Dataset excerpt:
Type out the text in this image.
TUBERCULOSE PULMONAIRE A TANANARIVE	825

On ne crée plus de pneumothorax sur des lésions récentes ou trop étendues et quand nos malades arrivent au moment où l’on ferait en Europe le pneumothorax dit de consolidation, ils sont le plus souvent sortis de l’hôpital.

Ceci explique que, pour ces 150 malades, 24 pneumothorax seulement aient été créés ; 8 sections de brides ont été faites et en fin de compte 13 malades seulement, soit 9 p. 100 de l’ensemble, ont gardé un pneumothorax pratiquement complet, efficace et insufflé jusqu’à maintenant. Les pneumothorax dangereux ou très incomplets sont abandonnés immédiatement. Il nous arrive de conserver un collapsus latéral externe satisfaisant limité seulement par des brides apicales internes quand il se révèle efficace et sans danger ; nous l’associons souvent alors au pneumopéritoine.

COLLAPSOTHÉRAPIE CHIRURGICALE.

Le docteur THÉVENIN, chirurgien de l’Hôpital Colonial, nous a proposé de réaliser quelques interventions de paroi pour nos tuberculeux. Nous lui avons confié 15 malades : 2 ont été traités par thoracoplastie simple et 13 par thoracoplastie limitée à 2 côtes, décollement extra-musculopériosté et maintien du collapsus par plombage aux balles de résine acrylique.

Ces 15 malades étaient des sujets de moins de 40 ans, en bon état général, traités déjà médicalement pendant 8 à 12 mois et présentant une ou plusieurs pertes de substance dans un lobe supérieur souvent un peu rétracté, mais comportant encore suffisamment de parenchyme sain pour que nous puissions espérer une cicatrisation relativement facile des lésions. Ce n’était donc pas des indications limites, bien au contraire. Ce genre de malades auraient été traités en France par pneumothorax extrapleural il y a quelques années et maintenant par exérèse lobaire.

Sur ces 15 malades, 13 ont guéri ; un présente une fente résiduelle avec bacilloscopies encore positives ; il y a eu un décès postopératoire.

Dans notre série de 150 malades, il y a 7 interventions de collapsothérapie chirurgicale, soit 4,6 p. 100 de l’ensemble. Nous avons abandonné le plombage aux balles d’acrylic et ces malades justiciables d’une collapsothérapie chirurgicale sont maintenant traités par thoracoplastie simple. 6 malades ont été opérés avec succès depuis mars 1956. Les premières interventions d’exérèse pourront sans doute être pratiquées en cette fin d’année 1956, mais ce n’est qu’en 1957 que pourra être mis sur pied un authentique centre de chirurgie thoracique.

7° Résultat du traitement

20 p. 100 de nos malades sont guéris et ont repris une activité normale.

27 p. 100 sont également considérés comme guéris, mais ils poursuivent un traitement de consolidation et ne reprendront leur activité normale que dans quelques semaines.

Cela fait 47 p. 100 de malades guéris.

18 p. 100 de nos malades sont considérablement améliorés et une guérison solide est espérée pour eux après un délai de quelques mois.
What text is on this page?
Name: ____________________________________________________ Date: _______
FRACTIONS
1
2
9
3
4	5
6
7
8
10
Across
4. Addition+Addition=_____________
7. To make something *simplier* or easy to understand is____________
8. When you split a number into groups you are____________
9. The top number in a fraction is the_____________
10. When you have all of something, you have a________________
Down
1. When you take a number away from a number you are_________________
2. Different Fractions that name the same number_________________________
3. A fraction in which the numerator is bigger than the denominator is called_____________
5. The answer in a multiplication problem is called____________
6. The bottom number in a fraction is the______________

Exercise - Take every line containing the word "consolidation" and copy it.

Expected output -
On ne crée plus de pneumothorax sur des lésions récentes ou trop étendues et quand nos malades arrivent au moment où l’on ferait en Europe le pneumothorax dit de consolidation, ils sont le plus souvent sortis de l’hôpital.
27 p. 100 sont également considérés comme guéris, mais ils poursuivent un traitement de consolidation et ne reprendront leur activité normale que dans quelques semaines.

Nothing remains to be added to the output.